▶ **Exercise prompt**
Exactly reproduce the line containing "OCR this image." together with every line after it, through the end of the entries, and give nothing more.

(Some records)
========================

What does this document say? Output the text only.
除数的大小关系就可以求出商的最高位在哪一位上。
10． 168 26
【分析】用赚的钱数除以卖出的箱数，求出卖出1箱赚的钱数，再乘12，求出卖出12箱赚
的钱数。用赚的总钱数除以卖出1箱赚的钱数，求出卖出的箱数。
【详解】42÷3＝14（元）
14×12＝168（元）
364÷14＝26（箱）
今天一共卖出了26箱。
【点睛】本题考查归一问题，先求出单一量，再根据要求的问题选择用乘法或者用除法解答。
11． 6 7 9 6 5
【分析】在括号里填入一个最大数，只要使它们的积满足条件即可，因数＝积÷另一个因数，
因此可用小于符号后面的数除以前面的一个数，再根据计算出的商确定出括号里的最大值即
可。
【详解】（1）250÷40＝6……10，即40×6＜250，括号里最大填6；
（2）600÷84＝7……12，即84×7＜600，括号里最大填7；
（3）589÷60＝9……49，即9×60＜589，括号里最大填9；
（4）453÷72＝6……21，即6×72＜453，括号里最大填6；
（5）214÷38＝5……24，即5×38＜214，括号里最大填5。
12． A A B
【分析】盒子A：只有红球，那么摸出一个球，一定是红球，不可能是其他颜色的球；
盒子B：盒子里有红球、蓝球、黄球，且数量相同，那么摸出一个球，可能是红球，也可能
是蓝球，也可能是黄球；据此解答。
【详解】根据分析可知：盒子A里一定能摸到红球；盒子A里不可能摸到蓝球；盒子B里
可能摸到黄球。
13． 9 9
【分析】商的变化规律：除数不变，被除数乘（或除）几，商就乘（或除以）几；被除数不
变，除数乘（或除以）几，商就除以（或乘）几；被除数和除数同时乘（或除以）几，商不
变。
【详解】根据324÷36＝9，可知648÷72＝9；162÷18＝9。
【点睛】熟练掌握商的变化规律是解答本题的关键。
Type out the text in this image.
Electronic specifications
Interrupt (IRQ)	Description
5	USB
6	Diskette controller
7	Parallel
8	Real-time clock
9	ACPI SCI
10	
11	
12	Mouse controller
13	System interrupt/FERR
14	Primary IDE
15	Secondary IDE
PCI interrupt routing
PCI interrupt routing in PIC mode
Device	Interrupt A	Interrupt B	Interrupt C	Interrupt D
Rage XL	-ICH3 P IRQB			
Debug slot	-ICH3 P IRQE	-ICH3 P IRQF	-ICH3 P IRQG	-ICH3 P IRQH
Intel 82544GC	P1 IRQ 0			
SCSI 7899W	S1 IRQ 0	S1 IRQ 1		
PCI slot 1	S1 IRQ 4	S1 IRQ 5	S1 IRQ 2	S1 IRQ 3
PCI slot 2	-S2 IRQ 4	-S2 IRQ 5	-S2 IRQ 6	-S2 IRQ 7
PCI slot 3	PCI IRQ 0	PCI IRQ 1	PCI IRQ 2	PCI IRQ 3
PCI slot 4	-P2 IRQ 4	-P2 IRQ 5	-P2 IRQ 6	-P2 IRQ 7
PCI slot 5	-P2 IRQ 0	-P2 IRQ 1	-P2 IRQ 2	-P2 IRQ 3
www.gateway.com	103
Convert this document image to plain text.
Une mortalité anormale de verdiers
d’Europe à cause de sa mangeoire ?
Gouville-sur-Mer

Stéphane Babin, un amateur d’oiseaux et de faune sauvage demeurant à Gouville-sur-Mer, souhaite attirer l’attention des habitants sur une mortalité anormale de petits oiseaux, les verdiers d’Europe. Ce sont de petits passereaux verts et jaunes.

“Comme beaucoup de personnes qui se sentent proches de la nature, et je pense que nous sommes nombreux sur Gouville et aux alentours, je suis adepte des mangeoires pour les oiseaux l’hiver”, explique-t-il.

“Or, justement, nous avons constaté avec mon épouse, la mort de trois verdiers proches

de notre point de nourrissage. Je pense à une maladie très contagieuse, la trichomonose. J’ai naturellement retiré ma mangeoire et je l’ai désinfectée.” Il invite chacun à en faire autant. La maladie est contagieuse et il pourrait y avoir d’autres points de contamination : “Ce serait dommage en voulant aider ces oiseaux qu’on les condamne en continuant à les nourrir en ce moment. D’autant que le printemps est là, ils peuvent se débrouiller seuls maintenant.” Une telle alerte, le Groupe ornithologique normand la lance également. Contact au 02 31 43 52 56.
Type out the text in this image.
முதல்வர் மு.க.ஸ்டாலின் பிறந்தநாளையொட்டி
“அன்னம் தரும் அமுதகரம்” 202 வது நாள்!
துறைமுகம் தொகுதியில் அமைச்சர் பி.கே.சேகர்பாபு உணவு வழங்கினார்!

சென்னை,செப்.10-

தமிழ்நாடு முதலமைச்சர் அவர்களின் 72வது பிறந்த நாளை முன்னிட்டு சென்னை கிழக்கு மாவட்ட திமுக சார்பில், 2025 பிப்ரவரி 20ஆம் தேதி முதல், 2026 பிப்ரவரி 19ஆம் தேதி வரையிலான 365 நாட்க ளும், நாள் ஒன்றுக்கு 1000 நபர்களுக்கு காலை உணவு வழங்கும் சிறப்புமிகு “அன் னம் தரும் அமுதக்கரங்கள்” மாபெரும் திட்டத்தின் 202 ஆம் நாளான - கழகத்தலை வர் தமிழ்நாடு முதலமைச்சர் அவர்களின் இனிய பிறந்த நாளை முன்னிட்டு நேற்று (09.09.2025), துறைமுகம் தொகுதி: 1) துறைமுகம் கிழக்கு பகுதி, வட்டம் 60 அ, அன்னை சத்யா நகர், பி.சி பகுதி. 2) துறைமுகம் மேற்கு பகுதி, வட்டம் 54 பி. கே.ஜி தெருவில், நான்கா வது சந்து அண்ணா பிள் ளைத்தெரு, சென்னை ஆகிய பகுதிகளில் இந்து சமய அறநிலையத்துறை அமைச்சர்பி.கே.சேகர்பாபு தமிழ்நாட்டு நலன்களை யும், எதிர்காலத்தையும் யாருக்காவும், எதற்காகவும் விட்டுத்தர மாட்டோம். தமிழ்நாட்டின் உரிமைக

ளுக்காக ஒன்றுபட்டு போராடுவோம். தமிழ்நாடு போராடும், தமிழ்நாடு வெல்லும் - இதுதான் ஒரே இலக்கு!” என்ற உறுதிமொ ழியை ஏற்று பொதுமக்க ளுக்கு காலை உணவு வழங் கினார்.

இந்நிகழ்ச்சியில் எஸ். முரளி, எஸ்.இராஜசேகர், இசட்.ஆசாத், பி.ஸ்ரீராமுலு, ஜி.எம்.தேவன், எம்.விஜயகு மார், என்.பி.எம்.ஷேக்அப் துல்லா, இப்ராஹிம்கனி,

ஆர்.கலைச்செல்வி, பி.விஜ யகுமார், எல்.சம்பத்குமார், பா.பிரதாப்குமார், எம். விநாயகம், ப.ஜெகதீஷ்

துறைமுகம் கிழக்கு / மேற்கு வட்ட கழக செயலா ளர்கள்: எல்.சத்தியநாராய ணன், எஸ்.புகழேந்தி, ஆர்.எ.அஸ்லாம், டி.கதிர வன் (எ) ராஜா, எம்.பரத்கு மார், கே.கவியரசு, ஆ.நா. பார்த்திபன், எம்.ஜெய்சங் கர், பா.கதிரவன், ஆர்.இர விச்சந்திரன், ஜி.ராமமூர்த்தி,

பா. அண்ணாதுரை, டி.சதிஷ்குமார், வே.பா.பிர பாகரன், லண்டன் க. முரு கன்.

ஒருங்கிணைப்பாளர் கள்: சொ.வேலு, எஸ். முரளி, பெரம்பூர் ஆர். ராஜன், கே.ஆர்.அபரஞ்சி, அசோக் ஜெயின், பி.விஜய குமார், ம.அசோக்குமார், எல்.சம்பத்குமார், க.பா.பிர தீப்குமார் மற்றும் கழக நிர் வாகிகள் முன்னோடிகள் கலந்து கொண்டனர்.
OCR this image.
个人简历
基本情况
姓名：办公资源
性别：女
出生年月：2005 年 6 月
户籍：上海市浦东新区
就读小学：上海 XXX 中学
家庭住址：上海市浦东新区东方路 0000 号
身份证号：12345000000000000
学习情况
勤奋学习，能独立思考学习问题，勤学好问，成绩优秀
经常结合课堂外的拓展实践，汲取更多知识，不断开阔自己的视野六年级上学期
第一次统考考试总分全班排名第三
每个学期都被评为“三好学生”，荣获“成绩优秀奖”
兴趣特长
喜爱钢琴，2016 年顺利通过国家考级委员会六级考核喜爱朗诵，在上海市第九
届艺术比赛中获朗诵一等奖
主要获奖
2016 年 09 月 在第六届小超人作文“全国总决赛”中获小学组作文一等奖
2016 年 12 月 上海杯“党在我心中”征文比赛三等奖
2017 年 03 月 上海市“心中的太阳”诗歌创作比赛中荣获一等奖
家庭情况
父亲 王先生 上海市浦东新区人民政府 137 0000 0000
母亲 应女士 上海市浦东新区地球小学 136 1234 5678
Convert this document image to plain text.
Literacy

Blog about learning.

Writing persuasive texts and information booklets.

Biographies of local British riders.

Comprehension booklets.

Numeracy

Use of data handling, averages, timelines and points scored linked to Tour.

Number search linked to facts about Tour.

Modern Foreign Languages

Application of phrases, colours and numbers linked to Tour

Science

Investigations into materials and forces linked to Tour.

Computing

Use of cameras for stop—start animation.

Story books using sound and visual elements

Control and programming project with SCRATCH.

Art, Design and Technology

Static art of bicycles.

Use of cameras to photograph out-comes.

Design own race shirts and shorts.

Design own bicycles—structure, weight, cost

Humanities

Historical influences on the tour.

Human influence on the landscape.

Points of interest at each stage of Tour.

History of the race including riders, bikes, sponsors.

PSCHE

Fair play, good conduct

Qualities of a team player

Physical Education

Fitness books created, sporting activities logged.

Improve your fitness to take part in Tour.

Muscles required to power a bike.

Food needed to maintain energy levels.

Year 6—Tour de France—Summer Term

========================

▶ **Answer to this task**
OCR this image.
个人简历
基本情况
姓名：办公资源
性别：女
出生年月：2005 年 6 月
户籍：上海市浦东新区
就读小学：上海 XXX 中学
家庭住址：上海市浦东新区东方路 0000 号
身份证号：12345000000000000
学习情况
勤奋学习，能独立思考学习问题，勤学好问，成绩优秀
经常结合课堂外的拓展实践，汲取更多知识，不断开阔自己的视野六年级上学期
第一次统考考试总分全班排名第三
每个学期都被评为“三好学生”，荣获“成绩优秀奖”
兴趣特长
喜爱钢琴，2016 年顺利通过国家考级委员会六级考核喜爱朗诵，在上海市第九
届艺术比赛中获朗诵一等奖
主要获奖
2016 年 09 月 在第六届小超人作文“全国总决赛”中获小学组作文一等奖
2016 年 12 月 上海杯“党在我心中”征文比赛三等奖
2017 年 03 月 上海市“心中的太阳”诗歌创作比赛中荣获一等奖
家庭情况
父亲 王先生 上海市浦东新区人民政府 137 0000 0000
母亲 应女士 上海市浦东新区地球小学 136 1234 5678
Convert this document image to plain text.
Literacy

Blog about learning.

Writing persuasive texts and information booklets.

Biographies of local British riders.

Comprehension booklets.

Numeracy

Use of data handling, averages, timelines and points scored linked to Tour.

Number search linked to facts about Tour.

Modern Foreign Languages

Application of phrases, colours and numbers linked to Tour

Science

Investigations into materials and forces linked to Tour.

Computing

Use of cameras for stop—start animation.

Story books using sound and visual elements

Control and programming project with SCRATCH.

Art, Design and Technology

Static art of bicycles.

Use of cameras to photograph out-comes.

Design own race shirts and shorts.

Design own bicycles—structure, weight, cost

Humanities

Historical influences on the tour.

Human influence on the landscape.

Points of interest at each stage of Tour.

History of the race including riders, bikes, sponsors.

PSCHE

Fair play, good conduct

Qualities of a team player

Physical Education

Fitness books created, sporting activities logged.

Improve your fitness to take part in Tour.

Muscles required to power a bike.

Food needed to maintain energy levels.

Year 6—Tour de France—Summer Term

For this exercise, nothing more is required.